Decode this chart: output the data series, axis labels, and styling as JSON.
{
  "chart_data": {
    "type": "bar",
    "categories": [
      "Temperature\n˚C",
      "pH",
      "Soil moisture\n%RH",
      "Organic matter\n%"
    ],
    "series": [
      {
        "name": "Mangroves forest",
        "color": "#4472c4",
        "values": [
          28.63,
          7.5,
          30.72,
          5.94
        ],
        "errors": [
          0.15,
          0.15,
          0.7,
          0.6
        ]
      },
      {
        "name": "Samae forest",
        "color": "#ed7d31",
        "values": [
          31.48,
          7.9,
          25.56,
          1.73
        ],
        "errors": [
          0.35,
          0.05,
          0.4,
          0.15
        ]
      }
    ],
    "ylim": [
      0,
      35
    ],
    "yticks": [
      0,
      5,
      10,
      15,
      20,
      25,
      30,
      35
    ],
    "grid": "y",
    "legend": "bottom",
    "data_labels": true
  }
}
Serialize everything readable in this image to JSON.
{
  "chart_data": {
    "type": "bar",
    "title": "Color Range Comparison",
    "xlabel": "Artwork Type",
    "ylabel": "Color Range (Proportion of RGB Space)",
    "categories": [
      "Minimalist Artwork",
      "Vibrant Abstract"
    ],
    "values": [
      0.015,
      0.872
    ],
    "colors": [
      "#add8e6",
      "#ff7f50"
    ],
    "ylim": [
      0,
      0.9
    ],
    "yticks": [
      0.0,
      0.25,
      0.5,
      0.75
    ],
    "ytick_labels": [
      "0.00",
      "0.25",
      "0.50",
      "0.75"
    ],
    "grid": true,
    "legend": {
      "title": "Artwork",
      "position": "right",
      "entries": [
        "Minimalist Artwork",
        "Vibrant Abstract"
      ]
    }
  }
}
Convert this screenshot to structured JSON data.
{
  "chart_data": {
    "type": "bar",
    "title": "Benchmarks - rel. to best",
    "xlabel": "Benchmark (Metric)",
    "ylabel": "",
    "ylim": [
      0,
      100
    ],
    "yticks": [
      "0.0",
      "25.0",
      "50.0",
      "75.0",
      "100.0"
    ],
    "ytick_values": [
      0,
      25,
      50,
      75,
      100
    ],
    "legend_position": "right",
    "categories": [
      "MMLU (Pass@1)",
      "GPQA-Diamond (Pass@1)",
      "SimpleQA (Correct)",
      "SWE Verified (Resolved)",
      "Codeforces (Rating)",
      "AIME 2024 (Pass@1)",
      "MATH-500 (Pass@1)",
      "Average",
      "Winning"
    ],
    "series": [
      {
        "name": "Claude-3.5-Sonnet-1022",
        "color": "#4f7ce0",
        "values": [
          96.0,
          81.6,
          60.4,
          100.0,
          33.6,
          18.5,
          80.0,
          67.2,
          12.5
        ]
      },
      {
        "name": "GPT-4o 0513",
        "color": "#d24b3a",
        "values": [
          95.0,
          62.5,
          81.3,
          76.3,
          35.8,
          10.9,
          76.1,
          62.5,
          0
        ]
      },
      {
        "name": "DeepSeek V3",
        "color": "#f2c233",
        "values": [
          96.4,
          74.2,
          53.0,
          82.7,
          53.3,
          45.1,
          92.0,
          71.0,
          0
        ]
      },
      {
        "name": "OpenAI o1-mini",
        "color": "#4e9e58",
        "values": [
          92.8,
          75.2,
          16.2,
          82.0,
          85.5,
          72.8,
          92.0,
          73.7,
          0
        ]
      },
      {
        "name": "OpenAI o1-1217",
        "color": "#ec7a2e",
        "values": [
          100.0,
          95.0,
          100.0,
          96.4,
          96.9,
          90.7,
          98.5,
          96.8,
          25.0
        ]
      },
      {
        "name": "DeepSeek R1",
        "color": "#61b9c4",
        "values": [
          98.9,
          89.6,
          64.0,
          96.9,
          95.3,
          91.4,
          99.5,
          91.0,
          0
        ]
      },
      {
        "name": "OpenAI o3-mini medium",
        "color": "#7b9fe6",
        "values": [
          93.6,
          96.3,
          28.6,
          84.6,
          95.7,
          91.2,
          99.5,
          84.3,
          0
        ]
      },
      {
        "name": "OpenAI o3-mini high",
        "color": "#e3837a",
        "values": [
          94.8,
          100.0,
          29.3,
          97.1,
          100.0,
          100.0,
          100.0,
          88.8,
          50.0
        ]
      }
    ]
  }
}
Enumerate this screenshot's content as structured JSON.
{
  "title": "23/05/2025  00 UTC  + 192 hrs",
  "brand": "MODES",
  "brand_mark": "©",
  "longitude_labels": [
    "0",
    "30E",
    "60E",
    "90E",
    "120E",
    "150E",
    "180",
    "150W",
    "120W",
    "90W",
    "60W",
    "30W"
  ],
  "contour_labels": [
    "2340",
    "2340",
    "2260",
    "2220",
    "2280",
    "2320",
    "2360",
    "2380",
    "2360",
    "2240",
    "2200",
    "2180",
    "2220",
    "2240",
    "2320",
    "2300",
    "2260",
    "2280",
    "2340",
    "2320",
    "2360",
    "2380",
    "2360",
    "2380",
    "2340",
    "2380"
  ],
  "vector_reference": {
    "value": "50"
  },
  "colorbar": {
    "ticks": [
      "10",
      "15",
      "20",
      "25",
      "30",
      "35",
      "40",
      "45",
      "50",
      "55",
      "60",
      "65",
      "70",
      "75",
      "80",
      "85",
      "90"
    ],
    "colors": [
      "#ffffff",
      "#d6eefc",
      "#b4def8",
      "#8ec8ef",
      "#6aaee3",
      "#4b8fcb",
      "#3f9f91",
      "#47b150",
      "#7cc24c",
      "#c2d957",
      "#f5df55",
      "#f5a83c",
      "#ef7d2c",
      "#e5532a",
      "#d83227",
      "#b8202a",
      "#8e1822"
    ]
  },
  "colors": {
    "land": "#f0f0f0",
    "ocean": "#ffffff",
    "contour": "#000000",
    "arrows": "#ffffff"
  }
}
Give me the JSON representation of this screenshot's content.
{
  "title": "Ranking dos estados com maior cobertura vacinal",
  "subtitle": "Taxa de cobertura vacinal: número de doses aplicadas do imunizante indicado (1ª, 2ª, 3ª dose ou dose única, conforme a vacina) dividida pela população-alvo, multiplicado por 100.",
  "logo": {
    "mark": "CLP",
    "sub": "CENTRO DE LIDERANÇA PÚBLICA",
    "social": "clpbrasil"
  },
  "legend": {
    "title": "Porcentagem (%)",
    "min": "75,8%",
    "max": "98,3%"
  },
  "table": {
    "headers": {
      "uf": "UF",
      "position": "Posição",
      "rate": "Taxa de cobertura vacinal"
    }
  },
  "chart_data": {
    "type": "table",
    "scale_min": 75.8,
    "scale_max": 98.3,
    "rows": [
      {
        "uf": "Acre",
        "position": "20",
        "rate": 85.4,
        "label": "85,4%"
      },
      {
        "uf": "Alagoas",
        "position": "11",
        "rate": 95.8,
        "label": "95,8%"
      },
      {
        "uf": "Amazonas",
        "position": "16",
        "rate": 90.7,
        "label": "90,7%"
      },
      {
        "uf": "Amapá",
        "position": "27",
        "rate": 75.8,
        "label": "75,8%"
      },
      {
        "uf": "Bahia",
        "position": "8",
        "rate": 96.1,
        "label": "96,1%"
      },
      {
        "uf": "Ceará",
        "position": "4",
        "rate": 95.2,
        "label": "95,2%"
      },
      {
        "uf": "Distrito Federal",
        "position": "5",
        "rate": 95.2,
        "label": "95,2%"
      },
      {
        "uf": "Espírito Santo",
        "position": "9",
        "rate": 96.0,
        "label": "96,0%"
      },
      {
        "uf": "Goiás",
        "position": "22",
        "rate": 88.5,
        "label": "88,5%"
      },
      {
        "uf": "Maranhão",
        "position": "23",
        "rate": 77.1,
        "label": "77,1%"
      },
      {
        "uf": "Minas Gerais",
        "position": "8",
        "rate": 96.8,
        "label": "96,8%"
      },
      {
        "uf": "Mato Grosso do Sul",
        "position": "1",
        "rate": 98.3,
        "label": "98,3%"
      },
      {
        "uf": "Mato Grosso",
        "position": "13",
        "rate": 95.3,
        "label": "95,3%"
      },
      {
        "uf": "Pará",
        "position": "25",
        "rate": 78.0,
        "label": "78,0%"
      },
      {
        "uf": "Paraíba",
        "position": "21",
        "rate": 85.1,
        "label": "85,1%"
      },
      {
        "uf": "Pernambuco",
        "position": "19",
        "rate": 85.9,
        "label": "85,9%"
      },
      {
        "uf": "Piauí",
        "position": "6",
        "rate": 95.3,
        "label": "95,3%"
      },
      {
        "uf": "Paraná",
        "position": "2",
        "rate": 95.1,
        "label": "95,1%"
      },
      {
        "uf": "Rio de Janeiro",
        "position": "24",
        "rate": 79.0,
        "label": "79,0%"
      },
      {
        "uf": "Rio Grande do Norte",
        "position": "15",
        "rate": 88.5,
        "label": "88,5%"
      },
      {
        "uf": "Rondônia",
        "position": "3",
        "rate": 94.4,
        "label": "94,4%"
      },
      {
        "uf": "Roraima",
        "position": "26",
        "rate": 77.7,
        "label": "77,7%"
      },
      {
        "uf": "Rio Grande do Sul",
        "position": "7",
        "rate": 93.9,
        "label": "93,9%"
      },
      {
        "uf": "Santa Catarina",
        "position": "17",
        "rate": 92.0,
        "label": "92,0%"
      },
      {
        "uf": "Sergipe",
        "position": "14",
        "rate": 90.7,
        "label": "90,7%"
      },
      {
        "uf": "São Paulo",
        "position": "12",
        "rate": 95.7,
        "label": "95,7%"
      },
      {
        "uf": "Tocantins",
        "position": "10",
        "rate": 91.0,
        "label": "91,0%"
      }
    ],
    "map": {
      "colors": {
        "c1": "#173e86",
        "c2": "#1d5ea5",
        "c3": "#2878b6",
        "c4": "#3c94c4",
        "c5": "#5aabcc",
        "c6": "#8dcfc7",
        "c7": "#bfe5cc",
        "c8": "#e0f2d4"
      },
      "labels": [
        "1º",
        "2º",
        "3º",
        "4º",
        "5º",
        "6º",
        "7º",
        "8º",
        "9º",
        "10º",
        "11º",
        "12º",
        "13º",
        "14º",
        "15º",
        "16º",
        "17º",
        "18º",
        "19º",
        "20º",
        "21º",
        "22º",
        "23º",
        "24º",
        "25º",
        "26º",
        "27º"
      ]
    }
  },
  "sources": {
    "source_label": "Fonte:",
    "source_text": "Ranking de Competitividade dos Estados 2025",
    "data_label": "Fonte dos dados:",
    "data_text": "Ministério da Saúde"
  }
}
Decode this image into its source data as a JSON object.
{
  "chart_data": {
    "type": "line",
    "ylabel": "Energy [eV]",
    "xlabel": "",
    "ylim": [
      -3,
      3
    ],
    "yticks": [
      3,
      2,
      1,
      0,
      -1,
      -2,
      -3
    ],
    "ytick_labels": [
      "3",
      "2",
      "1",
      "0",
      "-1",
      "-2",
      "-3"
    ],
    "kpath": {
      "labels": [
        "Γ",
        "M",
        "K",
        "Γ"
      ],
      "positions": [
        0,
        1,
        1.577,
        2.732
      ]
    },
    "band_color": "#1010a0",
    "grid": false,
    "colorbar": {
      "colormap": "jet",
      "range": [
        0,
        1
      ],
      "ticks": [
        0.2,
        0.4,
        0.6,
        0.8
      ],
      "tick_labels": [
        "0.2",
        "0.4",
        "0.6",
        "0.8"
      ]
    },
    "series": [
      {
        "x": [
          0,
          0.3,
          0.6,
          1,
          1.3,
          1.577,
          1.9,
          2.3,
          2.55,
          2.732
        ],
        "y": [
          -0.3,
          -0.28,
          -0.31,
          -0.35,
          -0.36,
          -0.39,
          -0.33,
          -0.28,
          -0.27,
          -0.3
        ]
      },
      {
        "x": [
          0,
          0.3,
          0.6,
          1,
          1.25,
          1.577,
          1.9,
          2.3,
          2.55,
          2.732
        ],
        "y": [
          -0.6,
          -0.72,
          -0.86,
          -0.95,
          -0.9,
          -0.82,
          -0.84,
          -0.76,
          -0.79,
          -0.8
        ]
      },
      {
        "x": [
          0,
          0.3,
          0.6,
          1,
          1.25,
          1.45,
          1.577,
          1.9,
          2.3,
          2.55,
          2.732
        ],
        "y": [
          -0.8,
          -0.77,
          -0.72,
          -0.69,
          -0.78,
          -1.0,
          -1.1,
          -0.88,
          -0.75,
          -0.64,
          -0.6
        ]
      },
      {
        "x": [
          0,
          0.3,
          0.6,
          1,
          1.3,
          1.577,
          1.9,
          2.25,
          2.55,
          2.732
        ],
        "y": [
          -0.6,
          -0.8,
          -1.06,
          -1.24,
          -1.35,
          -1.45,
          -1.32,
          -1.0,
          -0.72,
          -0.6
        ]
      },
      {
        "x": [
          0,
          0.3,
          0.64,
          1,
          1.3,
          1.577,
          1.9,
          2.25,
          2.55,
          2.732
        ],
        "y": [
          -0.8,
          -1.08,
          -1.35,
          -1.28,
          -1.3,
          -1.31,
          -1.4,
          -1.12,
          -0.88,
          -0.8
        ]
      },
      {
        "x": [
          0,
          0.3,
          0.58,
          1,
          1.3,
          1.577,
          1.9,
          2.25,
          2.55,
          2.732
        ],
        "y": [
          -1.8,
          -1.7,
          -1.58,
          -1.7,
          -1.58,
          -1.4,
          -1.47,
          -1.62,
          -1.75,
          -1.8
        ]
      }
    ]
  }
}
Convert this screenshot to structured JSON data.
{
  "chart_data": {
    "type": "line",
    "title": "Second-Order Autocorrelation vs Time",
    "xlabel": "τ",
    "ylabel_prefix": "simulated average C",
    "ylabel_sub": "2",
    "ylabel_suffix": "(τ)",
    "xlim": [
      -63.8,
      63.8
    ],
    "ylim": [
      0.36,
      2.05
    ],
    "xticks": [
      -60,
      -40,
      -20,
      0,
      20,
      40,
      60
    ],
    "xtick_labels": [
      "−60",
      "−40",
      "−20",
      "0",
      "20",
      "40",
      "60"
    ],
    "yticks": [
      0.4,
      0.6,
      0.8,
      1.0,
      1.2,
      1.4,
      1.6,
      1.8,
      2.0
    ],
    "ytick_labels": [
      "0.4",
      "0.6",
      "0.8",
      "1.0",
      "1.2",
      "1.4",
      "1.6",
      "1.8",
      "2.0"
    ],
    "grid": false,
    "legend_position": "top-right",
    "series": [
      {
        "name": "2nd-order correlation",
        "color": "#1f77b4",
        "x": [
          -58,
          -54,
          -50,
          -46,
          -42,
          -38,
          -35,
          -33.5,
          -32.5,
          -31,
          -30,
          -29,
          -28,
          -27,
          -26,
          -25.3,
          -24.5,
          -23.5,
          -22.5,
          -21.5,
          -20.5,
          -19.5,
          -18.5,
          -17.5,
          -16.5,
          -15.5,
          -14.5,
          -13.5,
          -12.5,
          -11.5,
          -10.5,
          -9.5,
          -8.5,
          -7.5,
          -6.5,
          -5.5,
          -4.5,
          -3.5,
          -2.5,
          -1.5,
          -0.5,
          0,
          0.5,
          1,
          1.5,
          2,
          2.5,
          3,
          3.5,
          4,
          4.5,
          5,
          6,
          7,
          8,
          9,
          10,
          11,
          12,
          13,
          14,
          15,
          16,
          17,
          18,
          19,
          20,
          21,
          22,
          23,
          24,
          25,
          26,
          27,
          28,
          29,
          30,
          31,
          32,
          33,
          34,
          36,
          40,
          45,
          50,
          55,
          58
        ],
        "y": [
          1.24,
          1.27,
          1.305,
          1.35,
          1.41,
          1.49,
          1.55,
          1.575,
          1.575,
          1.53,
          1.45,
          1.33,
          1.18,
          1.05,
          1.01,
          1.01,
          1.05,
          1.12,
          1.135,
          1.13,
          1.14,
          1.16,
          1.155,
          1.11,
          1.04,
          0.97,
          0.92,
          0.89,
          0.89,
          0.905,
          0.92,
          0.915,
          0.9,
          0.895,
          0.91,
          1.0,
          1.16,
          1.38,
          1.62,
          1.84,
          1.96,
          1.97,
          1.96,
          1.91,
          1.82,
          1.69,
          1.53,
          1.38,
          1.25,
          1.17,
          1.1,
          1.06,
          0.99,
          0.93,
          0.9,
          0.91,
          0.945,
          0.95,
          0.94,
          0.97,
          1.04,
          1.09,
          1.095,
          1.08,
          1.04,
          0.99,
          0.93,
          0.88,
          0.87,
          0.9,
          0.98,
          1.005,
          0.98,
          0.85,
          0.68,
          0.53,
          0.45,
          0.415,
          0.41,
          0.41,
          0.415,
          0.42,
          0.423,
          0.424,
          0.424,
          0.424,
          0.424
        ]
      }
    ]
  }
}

◆ Objective: Only lines with "vacinal" are wanted here; list each of them.

◆ Written answer:
  "title": "Ranking dos estados com maior cobertura vacinal",
  "subtitle": "Taxa de cobertura vacinal: número de doses aplicadas do imunizante indicado (1ª, 2ª, 3ª dose ou dose única, conforme a vacina) dividida pela população-alvo, multiplicado por 100.",
      "rate": "Taxa de cobertura vacinal"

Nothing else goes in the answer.